Problem to work on ▸ Rewrite the lines below, putting "Share ideas" wherever "Share thoughts" appears and leaving everything else as it is.

Material for the task ▸
....
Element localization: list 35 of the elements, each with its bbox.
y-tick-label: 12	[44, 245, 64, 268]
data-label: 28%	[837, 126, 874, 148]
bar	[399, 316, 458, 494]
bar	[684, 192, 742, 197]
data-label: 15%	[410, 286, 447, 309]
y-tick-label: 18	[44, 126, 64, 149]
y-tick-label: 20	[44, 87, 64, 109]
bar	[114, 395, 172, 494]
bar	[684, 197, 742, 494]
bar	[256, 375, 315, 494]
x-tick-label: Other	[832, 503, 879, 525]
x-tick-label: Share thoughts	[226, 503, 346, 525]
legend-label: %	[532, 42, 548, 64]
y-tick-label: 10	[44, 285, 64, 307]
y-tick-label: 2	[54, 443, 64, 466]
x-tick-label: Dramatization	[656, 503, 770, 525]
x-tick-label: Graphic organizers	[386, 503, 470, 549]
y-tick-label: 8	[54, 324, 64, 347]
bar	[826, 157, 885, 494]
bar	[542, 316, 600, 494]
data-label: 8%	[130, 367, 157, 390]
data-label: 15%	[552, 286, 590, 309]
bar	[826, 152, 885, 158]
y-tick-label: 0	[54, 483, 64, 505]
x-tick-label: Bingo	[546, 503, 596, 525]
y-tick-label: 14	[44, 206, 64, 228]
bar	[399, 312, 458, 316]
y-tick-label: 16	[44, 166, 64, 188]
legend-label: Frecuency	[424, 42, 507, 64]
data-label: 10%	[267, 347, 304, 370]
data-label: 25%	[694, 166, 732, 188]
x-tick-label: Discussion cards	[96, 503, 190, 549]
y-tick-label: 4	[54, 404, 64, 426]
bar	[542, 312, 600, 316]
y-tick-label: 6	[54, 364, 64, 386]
....
Output of the task ▸
Element localization: list 35 of the elements, each with its bbox.
y-tick-label: 12	[44, 245, 64, 268]
data-label: 28%	[837, 126, 874, 148]
bar	[399, 316, 458, 494]
bar	[684, 192, 742, 197]
data-label: 15%	[410, 286, 447, 309]
y-tick-label: 18	[44, 126, 64, 149]
y-tick-label: 20	[44, 87, 64, 109]
bar	[114, 395, 172, 494]
bar	[684, 197, 742, 494]
bar	[256, 375, 315, 494]
x-tick-label: Other	[832, 503, 879, 525]
x-tick-label: Share ideas	[226, 503, 346, 525]
legend-label: %	[532, 42, 548, 64]
y-tick-label: 10	[44, 285, 64, 307]
y-tick-label: 2	[54, 443, 64, 466]
x-tick-label: Dramatization	[656, 503, 770, 525]
x-tick-label: Graphic organizers	[386, 503, 470, 549]
y-tick-label: 8	[54, 324, 64, 347]
bar	[826, 157, 885, 494]
bar	[542, 316, 600, 494]
data-label: 8%	[130, 367, 157, 390]
data-label: 15%	[552, 286, 590, 309]
bar	[826, 152, 885, 158]
y-tick-label: 0	[54, 483, 64, 505]
x-tick-label: Bingo	[546, 503, 596, 525]
y-tick-label: 14	[44, 206, 64, 228]
bar	[399, 312, 458, 316]
y-tick-label: 16	[44, 166, 64, 188]
legend-label: Frecuency	[424, 42, 507, 64]
data-label: 10%	[267, 347, 304, 370]
data-label: 25%	[694, 166, 732, 188]
x-tick-label: Discussion cards	[96, 503, 190, 549]
y-tick-label: 4	[54, 404, 64, 426]
bar	[542, 312, 600, 316]
y-tick-label: 6	[54, 364, 64, 386]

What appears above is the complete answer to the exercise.